Problem to work on: The required output is the line that contains "Read out every word on this page." plus every line after it in the listing below, copied exactly as it appears.

------------------------

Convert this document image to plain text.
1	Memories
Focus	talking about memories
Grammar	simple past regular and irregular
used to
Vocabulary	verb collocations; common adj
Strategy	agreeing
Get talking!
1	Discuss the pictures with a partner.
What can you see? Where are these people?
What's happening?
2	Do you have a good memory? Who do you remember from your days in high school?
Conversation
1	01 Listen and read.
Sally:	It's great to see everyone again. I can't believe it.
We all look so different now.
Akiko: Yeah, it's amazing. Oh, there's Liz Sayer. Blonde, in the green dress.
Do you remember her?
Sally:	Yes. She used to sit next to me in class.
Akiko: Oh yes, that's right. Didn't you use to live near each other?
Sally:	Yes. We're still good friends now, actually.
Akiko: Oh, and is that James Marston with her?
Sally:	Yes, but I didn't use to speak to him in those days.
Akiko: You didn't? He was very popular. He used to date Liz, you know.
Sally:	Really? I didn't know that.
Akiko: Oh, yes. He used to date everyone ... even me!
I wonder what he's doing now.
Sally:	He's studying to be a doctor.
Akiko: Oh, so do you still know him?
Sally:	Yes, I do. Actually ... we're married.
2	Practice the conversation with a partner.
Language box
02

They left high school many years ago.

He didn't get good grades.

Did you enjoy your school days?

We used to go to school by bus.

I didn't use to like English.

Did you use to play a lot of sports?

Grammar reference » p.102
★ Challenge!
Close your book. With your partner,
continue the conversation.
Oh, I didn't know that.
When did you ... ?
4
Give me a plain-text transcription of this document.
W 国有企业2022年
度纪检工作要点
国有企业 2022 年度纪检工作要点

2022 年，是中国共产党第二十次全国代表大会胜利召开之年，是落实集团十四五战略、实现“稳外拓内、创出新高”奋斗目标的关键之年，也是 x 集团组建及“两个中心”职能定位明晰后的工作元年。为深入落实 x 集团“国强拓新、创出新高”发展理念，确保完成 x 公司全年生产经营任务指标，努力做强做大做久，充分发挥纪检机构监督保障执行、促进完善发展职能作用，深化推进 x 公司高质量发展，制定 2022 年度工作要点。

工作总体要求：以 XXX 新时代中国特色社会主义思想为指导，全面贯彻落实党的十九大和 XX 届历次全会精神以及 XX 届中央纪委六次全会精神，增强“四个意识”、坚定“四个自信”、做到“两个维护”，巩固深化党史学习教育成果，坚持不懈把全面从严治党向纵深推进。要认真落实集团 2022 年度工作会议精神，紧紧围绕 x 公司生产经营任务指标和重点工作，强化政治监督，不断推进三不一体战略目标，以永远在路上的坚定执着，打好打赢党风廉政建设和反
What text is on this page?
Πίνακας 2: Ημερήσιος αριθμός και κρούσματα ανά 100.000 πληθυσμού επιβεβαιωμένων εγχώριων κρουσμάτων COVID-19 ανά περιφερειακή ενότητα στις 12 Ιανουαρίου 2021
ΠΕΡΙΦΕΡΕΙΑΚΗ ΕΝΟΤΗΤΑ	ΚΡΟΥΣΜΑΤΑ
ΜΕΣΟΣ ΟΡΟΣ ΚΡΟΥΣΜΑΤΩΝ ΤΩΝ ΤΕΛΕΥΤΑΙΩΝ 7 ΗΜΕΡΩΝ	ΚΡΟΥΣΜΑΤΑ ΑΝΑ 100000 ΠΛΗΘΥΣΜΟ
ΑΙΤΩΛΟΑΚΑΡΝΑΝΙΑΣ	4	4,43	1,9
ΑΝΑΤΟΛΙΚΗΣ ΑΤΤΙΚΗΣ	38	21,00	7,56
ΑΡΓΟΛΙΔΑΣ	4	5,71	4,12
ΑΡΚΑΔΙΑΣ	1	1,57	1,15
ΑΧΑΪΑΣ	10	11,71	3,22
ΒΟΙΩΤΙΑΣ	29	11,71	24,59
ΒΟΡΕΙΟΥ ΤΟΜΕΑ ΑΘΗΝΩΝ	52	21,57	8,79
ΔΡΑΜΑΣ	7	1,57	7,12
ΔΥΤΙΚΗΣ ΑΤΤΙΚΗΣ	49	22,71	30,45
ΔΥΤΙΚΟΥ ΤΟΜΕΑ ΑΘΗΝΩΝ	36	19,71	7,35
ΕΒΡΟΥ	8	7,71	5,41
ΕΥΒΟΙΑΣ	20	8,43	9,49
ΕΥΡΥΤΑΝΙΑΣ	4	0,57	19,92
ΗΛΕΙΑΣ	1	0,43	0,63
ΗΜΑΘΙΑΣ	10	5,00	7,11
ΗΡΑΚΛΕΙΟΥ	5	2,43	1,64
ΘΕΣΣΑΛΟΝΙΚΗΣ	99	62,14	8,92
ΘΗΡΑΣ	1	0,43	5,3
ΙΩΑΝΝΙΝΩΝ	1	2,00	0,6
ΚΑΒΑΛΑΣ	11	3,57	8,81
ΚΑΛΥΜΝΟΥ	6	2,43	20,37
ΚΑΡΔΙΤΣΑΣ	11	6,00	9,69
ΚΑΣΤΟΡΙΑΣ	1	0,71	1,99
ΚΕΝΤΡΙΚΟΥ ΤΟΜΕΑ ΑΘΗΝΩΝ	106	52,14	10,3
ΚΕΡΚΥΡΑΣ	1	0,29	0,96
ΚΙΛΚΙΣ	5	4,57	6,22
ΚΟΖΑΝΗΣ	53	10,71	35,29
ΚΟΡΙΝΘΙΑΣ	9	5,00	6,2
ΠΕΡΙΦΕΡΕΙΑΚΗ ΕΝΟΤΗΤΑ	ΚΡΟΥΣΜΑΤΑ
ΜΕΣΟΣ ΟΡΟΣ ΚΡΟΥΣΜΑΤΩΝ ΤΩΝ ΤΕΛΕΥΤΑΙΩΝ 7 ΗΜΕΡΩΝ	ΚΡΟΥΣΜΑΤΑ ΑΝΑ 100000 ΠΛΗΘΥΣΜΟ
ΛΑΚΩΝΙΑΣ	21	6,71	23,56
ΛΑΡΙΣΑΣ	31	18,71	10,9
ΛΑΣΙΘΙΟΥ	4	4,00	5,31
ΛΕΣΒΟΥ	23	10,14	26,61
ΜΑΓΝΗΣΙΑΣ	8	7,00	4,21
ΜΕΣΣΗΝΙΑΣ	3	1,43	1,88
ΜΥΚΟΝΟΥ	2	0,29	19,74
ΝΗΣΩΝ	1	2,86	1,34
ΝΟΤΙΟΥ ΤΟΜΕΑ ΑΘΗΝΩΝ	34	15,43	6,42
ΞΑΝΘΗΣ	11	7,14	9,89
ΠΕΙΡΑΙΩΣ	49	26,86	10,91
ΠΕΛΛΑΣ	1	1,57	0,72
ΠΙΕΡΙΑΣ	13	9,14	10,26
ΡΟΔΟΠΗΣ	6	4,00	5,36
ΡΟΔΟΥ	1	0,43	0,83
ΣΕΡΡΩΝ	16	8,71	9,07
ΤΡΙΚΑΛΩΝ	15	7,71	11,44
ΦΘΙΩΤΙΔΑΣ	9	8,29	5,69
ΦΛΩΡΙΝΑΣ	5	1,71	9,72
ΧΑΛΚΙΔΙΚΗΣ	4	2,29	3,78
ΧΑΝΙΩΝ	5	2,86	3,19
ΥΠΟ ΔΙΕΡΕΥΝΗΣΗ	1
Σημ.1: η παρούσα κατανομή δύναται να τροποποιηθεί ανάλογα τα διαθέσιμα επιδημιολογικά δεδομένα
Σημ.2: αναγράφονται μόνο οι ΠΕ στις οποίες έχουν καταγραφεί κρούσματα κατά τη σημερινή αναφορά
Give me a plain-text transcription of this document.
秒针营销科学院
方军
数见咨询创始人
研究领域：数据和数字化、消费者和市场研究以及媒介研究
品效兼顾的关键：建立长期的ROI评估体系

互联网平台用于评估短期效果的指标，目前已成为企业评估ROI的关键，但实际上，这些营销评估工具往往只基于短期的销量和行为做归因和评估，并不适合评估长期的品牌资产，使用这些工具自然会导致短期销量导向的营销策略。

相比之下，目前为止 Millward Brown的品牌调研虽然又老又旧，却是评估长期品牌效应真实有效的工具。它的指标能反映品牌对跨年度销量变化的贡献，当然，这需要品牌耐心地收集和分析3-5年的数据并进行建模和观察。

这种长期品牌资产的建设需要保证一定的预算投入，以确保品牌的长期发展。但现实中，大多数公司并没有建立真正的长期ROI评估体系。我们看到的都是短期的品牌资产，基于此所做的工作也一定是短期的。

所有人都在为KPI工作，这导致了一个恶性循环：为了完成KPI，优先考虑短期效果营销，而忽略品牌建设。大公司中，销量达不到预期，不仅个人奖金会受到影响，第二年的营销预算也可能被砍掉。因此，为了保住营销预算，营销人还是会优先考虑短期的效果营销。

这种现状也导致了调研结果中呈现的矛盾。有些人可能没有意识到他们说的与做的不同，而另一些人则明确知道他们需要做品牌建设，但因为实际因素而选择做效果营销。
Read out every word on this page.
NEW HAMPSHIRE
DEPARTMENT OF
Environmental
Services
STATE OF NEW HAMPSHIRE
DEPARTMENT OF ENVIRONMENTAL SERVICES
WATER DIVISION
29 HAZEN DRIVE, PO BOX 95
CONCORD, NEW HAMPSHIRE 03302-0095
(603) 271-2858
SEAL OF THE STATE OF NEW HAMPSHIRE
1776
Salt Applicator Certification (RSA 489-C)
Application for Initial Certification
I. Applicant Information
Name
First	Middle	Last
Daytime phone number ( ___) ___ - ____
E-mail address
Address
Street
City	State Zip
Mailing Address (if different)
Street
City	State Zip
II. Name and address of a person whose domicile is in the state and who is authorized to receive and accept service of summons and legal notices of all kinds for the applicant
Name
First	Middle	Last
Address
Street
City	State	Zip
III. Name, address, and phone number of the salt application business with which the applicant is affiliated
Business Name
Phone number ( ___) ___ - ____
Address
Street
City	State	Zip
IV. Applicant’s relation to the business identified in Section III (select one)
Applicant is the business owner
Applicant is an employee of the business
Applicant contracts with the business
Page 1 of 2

------------------------

Solved problem:
Read out every word on this page.
NEW HAMPSHIRE
DEPARTMENT OF
Environmental
Services
STATE OF NEW HAMPSHIRE
DEPARTMENT OF ENVIRONMENTAL SERVICES
WATER DIVISION
29 HAZEN DRIVE, PO BOX 95
CONCORD, NEW HAMPSHIRE 03302-0095
(603) 271-2858
SEAL OF THE STATE OF NEW HAMPSHIRE
1776
Salt Applicator Certification (RSA 489-C)
Application for Initial Certification
I. Applicant Information
Name
First	Middle	Last
Daytime phone number ( ___) ___ - ____
E-mail address
Address
Street
City	State Zip
Mailing Address (if different)
Street
City	State Zip
II. Name and address of a person whose domicile is in the state and who is authorized to receive and accept service of summons and legal notices of all kinds for the applicant
Name
First	Middle	Last
Address
Street
City	State	Zip
III. Name, address, and phone number of the salt application business with which the applicant is affiliated
Business Name
Phone number ( ___) ___ - ____
Address
Street
City	State	Zip
IV. Applicant’s relation to the business identified in Section III (select one)
Applicant is the business owner
Applicant is an employee of the business
Applicant contracts with the business
Page 1 of 2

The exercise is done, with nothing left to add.